Aim: Give the entries back exactly, dropping each image.

Records for this exercise:

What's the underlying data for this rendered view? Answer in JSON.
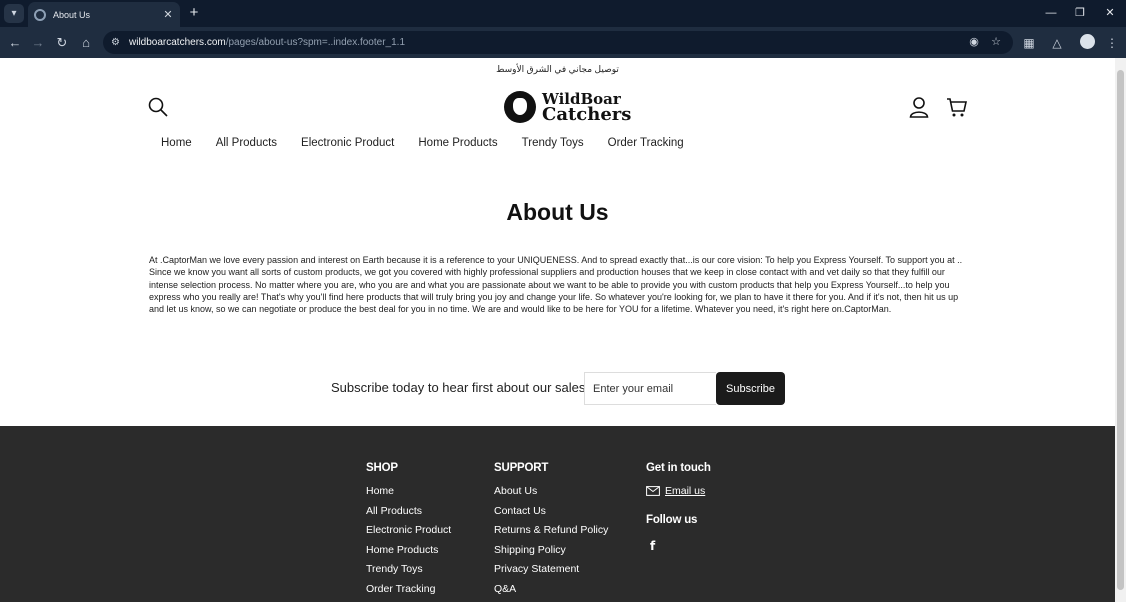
{
  "browser": {
    "tab_title": "About Us",
    "url_host": "wildboarcatchers.com",
    "url_path": "/pages/about-us?spm=..index.footer_1.1"
  },
  "announcement": "توصيل مجاني في الشرق الأوسط",
  "logo": {
    "line1": "WildBoar",
    "line2": "Catchers"
  },
  "nav": {
    "items": [
      "Home",
      "All Products",
      "Electronic Product",
      "Home Products",
      "Trendy Toys",
      "Order Tracking"
    ]
  },
  "page": {
    "title": "About Us",
    "body": "At .CaptorMan we love every passion and interest on Earth because it is a reference to your UNIQUENESS. And to spread exactly that...is our core vision: To help you Express Yourself. To support you at .. Since we know you want all sorts of custom products, we got you covered with highly professional suppliers and production houses that we keep in close contact with and vet daily so that they fulfill our intense selection process. No matter where you are, who you are and what you are passionate about we want to be able to provide you with custom products that help you Express Yourself...to help you express who you really are! That's why you'll find here products that will truly bring you joy and change your life. So whatever you're looking for, we plan to have it there for you. And if it's not, then hit us up and let us know, so we can negotiate or produce the best deal for you in no time. We are and would like to be here for YOU for a lifetime. Whatever you need, it's right here on.CaptorMan."
  },
  "subscribe": {
    "label": "Subscribe today to hear first about our sales",
    "placeholder": "Enter your email",
    "button": "Subscribe"
  },
  "footer": {
    "shop": {
      "heading": "SHOP",
      "links": [
        "Home",
        "All Products",
        "Electronic Product",
        "Home Products",
        "Trendy Toys",
        "Order Tracking"
      ]
    },
    "support": {
      "heading": "SUPPORT",
      "links": [
        "About Us",
        "Contact Us",
        "Returns & Refund Policy",
        "Shipping Policy",
        "Privacy Statement",
        "Q&A"
      ]
    },
    "contact": {
      "heading": "Get in touch",
      "email_label": "Email us",
      "follow_heading": "Follow us",
      "social_icon": "facebook-icon"
    }
  },
  "colors": {
    "footer_bg": "#2b2b2b",
    "button_bg": "#1b1b1b",
    "chrome_bg": "#1f2d40"
  }
}
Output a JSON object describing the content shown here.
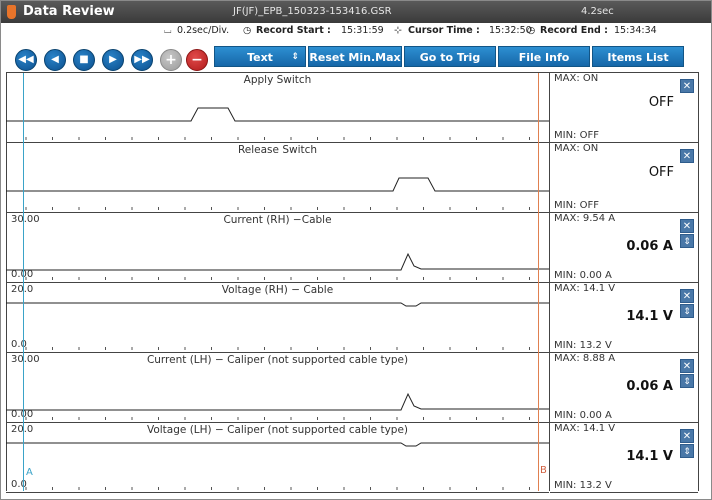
{
  "titlebar": {
    "app_title": "Data Review",
    "file_name": "JF(JF)_EPB_150323-153416.GSR",
    "duration": "4.2sec"
  },
  "info": {
    "time_div": "0.2sec/Div.",
    "record_start_label": "Record Start :",
    "record_start": "15:31:59",
    "cursor_time_label": "Cursor Time :",
    "cursor_time": "15:32:50",
    "record_end_label": "Record End :",
    "record_end": "15:34:34"
  },
  "toolbar": {
    "text_select": "Text",
    "reset_minmax": "Reset Min.Max",
    "go_to_trig": "Go to Trig",
    "file_info": "File Info",
    "items_list": "Items List",
    "add_symbol": "+",
    "remove_symbol": "−"
  },
  "cursors": {
    "a_label": "A",
    "b_label": "B"
  },
  "channels": [
    {
      "title": "Apply Switch",
      "y_max": "",
      "y_min": "",
      "max": "MAX: ON",
      "min": "MIN: OFF",
      "value": "OFF",
      "bold": false
    },
    {
      "title": "Release Switch",
      "y_max": "",
      "y_min": "",
      "max": "MAX: ON",
      "min": "MIN: OFF",
      "value": "OFF",
      "bold": false
    },
    {
      "title": "Current (RH) −Cable",
      "y_max": "30.00",
      "y_min": "0.00",
      "max": "MAX:  9.54 A",
      "min": "MIN:  0.00 A",
      "value": "0.06 A",
      "bold": true
    },
    {
      "title": "Voltage (RH) − Cable",
      "y_max": "20.0",
      "y_min": "0.0",
      "max": "MAX:  14.1 V",
      "min": "MIN:  13.2 V",
      "value": "14.1 V",
      "bold": true
    },
    {
      "title": "Current (LH) − Caliper (not supported cable type)",
      "y_max": "30.00",
      "y_min": "0.00",
      "max": "MAX:  8.88 A",
      "min": "MIN:  0.00 A",
      "value": "0.06 A",
      "bold": true
    },
    {
      "title": "Voltage (LH) − Caliper (not supported cable type)",
      "y_max": "20.0",
      "y_min": "0.0",
      "max": "MAX:  14.1 V",
      "min": "MIN:  13.2 V",
      "value": "14.1 V",
      "bold": true
    }
  ]
}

Expected answer:
What's the underlying data for this rendered view? Answer in JSON.
{
  "browser": {
    "tab_title": "About Us",
    "url_host": "wildboarcatchers.com",
    "url_path": "/pages/about-us?spm=..index.footer_1.1"
  },
  "announcement": "توصيل مجاني في الشرق الأوسط",
  "logo": {
    "line1": "WildBoar",
    "line2": "Catchers"
  },
  "nav": {
    "items": [
      "Home",
      "All Products",
      "Electronic Product",
      "Home Products",
      "Trendy Toys",
      "Order Tracking"
    ]
  },
  "page": {
    "title": "About Us",
    "body": "At .CaptorMan we love every passion and interest on Earth because it is a reference to your UNIQUENESS. And to spread exactly that...is our core vision: To help you Express Yourself. To support you at .. Since we know you want all sorts of custom products, we got you covered with highly professional suppliers and production houses that we keep in close contact with and vet daily so that they fulfill our intense selection process. No matter where you are, who you are and what you are passionate about we want to be able to provide you with custom products that help you Express Yourself...to help you express who you really are! That's why you'll find here products that will truly bring you joy and change your life. So whatever you're looking for, we plan to have it there for you. And if it's not, then hit us up and let us know, so we can negotiate or produce the best deal for you in no time. We are and would like to be here for YOU for a lifetime. Whatever you need, it's right here on.CaptorMan."
  },
  "subscribe": {
    "label": "Subscribe today to hear first about our sales",
    "placeholder": "Enter your email",
    "button": "Subscribe"
  },
  "footer": {
    "shop": {
      "heading": "SHOP",
      "links": [
        "Home",
        "All Products",
        "Electronic Product",
        "Home Products",
        "Trendy Toys",
        "Order Tracking"
      ]
    },
    "support": {
      "heading": "SUPPORT",
      "links": [
        "About Us",
        "Contact Us",
        "Returns & Refund Policy",
        "Shipping Policy",
        "Privacy Statement",
        "Q&A"
      ]
    },
    "contact": {
      "heading": "Get in touch",
      "email_label": "Email us",
      "follow_heading": "Follow us",
      "social_icon": "facebook-icon"
    }
  },
  "colors": {
    "footer_bg": "#2b2b2b",
    "button_bg": "#1b1b1b",
    "chrome_bg": "#1f2d40"
  }
}
Output a JSON object describing the content shown here.
{
  "titlebar": {
    "app_title": "Data Review",
    "file_name": "JF(JF)_EPB_150323-153416.GSR",
    "duration": "4.2sec"
  },
  "info": {
    "time_div": "0.2sec/Div.",
    "record_start_label": "Record Start :",
    "record_start": "15:31:59",
    "cursor_time_label": "Cursor Time :",
    "cursor_time": "15:32:50",
    "record_end_label": "Record End :",
    "record_end": "15:34:34"
  },
  "toolbar": {
    "text_select": "Text",
    "reset_minmax": "Reset Min.Max",
    "go_to_trig": "Go to Trig",
    "file_info": "File Info",
    "items_list": "Items List",
    "add_symbol": "+",
    "remove_symbol": "−"
  },
  "cursors": {
    "a_label": "A",
    "b_label": "B"
  },
  "channels": [
    {
      "title": "Apply Switch",
      "y_max": "",
      "y_min": "",
      "max": "MAX: ON",
      "min": "MIN: OFF",
      "value": "OFF",
      "bold": false
    },
    {
      "title": "Release Switch",
      "y_max": "",
      "y_min": "",
      "max": "MAX: ON",
      "min": "MIN: OFF",
      "value": "OFF",
      "bold": false
    },
    {
      "title": "Current (RH) −Cable",
      "y_max": "30.00",
      "y_min": "0.00",
      "max": "MAX:  9.54 A",
      "min": "MIN:  0.00 A",
      "value": "0.06 A",
      "bold": true
    },
    {
      "title": "Voltage (RH) − Cable",
      "y_max": "20.0",
      "y_min": "0.0",
      "max": "MAX:  14.1 V",
      "min": "MIN:  13.2 V",
      "value": "14.1 V",
      "bold": true
    },
    {
      "title": "Current (LH) − Caliper (not supported cable type)",
      "y_max": "30.00",
      "y_min": "0.00",
      "max": "MAX:  8.88 A",
      "min": "MIN:  0.00 A",
      "value": "0.06 A",
      "bold": true
    },
    {
      "title": "Voltage (LH) − Caliper (not supported cable type)",
      "y_max": "20.0",
      "y_min": "0.0",
      "max": "MAX:  14.1 V",
      "min": "MIN:  13.2 V",
      "value": "14.1 V",
      "bold": true
    }
  ]
}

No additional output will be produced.